EXERCISE BRIEF:
Show every line below where "ylabel" can be found.

* start PROVIDED RECORDS *

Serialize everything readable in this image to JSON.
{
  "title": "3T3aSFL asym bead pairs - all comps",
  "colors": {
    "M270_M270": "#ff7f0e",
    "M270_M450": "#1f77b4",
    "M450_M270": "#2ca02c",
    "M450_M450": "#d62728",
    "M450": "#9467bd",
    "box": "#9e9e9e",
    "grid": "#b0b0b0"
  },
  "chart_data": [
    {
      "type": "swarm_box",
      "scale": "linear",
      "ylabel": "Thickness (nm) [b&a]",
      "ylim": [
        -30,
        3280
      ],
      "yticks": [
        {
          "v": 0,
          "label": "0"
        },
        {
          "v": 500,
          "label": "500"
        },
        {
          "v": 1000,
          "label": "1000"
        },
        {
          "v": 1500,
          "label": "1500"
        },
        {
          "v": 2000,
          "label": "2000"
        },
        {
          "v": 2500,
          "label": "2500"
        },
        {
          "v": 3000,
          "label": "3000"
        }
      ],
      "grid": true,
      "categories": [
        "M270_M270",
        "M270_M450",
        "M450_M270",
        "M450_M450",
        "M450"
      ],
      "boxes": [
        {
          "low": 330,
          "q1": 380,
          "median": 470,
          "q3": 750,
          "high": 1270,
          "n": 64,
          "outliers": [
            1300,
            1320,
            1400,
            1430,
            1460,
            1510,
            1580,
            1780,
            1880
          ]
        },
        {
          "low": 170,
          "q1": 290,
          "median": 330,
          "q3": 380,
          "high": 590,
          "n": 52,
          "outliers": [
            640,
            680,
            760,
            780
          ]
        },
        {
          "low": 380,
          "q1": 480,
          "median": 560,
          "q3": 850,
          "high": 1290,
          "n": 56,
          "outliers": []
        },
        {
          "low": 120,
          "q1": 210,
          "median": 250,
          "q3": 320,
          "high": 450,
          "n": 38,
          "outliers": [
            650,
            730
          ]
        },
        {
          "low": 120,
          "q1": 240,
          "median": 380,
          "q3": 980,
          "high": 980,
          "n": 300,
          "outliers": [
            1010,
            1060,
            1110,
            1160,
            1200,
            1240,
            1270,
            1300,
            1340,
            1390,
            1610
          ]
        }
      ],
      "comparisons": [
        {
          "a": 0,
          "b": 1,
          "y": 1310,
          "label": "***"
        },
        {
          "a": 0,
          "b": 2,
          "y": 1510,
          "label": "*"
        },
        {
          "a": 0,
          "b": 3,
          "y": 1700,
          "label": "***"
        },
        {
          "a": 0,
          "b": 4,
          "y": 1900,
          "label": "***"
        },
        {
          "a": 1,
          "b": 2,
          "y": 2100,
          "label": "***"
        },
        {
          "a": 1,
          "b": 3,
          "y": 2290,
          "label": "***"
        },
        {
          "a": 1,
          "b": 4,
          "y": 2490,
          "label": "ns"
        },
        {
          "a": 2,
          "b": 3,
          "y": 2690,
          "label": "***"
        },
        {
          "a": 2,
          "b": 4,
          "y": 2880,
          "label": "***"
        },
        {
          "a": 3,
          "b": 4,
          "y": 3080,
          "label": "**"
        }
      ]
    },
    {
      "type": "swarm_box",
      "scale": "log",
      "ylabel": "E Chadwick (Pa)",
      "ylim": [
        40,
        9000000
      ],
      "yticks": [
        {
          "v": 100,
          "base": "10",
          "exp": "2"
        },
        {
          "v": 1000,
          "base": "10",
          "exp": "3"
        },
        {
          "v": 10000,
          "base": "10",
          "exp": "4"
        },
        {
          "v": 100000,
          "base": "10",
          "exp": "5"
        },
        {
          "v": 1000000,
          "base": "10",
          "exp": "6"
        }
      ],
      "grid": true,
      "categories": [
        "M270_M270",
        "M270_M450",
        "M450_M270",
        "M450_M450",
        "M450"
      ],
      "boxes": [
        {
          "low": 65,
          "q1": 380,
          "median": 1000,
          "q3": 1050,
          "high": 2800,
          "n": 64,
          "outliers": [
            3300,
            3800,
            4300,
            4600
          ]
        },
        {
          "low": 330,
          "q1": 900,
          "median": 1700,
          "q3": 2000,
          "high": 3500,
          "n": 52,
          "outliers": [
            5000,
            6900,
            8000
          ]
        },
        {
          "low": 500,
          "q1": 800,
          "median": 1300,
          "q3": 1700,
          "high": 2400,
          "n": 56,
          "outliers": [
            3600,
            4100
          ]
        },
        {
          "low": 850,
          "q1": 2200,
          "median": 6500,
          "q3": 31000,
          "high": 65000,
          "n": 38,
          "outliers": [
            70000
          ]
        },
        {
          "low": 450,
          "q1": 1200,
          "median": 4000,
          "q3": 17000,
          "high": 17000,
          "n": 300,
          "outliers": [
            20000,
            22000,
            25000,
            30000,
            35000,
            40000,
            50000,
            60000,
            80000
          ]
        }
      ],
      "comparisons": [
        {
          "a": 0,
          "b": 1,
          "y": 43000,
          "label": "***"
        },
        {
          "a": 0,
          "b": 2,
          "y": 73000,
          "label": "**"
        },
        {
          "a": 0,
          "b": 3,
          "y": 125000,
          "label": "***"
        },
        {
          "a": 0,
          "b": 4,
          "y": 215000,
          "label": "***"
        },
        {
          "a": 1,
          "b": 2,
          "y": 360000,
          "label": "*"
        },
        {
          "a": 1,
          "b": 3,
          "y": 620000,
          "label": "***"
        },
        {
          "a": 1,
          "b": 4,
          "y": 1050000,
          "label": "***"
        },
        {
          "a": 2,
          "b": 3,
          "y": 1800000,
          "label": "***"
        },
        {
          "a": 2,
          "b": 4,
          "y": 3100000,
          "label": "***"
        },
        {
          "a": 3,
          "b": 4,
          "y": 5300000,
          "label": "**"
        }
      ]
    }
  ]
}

* end PROVIDED RECORDS *

TASK RESULT:
      "ylabel": "Thickness (nm) [b&a]",
      "ylabel": "E Chadwick (Pa)",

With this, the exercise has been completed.